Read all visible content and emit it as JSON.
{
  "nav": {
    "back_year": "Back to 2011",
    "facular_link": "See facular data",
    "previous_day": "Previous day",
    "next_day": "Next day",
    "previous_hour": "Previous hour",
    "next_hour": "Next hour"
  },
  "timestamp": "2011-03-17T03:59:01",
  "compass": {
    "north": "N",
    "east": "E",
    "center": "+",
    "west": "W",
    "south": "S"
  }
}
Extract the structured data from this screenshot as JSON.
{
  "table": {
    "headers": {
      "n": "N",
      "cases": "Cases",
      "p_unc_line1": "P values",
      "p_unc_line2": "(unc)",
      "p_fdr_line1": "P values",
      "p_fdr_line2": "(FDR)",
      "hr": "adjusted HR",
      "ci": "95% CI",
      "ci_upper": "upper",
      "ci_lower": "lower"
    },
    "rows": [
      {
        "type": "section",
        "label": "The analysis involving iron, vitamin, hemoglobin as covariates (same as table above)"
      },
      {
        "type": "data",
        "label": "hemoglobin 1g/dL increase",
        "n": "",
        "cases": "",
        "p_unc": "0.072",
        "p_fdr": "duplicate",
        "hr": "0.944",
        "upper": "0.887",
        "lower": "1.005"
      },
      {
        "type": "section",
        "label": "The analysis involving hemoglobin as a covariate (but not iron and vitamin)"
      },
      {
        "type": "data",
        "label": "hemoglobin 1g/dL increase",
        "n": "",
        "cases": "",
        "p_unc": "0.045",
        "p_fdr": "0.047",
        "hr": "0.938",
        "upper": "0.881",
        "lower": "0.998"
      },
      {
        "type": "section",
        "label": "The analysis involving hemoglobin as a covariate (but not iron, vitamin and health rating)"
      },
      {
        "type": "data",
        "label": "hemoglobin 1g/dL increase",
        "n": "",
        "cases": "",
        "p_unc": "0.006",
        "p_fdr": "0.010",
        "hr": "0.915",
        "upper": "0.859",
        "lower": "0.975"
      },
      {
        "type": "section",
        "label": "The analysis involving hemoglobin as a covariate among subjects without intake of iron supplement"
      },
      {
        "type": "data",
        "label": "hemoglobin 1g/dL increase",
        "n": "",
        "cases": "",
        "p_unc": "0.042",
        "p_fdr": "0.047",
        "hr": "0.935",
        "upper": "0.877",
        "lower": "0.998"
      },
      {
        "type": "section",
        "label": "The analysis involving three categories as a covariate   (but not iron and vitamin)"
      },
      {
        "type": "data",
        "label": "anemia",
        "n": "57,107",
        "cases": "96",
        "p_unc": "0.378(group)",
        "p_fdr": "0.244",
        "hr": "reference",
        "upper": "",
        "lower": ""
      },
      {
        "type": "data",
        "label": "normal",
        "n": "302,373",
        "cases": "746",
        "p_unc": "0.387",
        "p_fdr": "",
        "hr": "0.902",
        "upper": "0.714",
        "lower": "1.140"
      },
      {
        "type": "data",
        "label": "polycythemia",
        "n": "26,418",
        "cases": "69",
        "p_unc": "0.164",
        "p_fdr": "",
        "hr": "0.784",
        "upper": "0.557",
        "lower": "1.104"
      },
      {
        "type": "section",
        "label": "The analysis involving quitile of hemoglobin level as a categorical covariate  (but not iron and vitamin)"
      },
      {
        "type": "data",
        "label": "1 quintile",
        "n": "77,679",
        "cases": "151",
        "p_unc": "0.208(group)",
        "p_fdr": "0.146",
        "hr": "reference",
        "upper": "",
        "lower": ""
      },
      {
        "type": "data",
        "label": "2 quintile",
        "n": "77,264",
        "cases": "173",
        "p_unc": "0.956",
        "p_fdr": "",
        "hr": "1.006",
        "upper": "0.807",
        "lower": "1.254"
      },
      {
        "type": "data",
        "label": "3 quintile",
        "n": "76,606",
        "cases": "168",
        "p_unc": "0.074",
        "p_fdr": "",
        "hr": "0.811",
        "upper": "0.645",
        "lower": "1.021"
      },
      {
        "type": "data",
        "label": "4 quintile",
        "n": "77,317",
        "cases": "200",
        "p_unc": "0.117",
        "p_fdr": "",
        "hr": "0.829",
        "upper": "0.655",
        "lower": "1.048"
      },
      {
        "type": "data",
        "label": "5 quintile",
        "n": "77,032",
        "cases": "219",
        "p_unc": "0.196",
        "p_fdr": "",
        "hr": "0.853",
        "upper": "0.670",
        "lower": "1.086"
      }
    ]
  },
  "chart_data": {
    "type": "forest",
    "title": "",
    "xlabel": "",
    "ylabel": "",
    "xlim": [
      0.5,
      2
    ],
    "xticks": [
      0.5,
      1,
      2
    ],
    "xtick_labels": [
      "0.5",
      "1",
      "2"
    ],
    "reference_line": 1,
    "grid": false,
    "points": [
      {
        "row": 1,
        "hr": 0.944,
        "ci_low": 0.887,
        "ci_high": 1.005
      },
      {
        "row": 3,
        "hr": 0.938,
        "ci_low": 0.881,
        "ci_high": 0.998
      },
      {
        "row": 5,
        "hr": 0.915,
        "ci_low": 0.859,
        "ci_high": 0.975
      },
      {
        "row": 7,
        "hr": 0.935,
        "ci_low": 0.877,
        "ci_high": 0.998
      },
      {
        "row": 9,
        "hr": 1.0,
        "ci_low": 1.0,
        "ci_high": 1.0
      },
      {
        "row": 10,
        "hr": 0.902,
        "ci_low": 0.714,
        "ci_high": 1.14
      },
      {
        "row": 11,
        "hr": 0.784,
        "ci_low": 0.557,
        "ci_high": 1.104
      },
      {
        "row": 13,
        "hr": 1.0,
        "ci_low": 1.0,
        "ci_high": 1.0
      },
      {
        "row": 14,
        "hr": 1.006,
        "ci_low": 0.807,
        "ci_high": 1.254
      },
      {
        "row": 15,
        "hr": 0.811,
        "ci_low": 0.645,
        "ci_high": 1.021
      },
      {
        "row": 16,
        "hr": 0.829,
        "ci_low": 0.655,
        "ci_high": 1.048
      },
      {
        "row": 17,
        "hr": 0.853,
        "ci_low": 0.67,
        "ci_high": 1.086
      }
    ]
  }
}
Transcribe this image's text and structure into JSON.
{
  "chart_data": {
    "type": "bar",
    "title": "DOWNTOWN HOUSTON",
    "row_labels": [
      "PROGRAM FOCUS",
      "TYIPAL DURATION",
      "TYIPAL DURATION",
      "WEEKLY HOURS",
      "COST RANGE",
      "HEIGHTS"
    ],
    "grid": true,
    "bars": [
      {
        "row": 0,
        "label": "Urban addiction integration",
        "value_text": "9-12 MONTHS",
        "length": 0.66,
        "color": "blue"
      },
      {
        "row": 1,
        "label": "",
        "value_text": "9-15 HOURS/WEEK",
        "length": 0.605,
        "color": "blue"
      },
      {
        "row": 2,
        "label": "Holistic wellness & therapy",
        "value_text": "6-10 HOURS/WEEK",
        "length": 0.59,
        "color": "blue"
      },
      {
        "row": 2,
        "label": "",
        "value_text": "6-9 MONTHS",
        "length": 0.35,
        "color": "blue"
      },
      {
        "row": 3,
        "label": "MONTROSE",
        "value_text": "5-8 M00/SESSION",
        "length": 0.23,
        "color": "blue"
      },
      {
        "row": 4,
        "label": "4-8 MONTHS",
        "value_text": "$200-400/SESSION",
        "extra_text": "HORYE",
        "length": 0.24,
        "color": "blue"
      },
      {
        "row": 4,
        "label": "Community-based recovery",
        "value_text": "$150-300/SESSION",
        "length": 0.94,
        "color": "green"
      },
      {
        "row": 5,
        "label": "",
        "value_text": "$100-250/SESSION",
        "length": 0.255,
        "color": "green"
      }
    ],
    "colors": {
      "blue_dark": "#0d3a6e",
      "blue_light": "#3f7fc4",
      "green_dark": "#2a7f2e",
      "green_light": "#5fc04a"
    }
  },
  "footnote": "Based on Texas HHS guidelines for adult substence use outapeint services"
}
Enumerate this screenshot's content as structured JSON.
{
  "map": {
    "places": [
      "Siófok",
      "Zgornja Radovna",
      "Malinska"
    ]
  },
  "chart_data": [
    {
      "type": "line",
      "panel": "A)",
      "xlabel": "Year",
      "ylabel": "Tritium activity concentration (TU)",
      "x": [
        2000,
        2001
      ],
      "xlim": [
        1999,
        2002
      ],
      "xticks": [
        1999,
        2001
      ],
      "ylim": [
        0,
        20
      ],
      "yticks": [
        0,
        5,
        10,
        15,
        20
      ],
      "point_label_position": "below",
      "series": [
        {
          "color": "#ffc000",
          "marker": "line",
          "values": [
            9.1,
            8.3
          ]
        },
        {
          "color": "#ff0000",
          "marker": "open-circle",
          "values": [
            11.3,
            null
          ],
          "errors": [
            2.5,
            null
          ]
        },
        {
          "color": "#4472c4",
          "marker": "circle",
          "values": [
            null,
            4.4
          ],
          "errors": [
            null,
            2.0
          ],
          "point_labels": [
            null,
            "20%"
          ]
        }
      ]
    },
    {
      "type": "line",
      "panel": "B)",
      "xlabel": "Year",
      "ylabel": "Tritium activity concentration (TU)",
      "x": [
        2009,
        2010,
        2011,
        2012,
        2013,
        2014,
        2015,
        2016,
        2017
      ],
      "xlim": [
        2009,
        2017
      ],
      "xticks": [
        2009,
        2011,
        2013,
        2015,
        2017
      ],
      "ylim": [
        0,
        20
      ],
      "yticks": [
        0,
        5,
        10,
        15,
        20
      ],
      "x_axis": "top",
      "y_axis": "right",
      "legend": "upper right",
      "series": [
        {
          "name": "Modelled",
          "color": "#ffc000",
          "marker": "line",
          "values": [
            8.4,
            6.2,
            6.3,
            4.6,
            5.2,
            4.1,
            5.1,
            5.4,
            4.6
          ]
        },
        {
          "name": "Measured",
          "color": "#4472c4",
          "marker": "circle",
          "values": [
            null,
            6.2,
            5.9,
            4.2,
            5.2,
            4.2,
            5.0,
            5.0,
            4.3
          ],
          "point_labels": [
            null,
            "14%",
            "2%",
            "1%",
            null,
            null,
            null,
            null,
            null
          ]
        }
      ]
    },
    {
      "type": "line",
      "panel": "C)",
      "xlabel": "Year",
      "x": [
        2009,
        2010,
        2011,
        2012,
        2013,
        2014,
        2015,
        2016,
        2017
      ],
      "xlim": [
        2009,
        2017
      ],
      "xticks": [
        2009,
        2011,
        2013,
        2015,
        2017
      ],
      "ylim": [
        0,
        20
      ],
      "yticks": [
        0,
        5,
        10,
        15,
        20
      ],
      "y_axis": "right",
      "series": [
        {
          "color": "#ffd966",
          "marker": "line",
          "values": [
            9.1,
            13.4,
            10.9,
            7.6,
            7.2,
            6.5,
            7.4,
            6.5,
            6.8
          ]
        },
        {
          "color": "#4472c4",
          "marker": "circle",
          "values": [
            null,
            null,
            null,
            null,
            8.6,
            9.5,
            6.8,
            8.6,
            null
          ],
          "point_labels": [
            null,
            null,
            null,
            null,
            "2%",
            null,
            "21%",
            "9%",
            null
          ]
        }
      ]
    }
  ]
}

EXERCISE REQUIREMENTS – Copy out every line where the word "quintile" occurs.

EXERCISE ANSWER –
        "label": "1 quintile",
        "label": "2 quintile",
        "label": "3 quintile",
        "label": "4 quintile",
        "label": "5 quintile",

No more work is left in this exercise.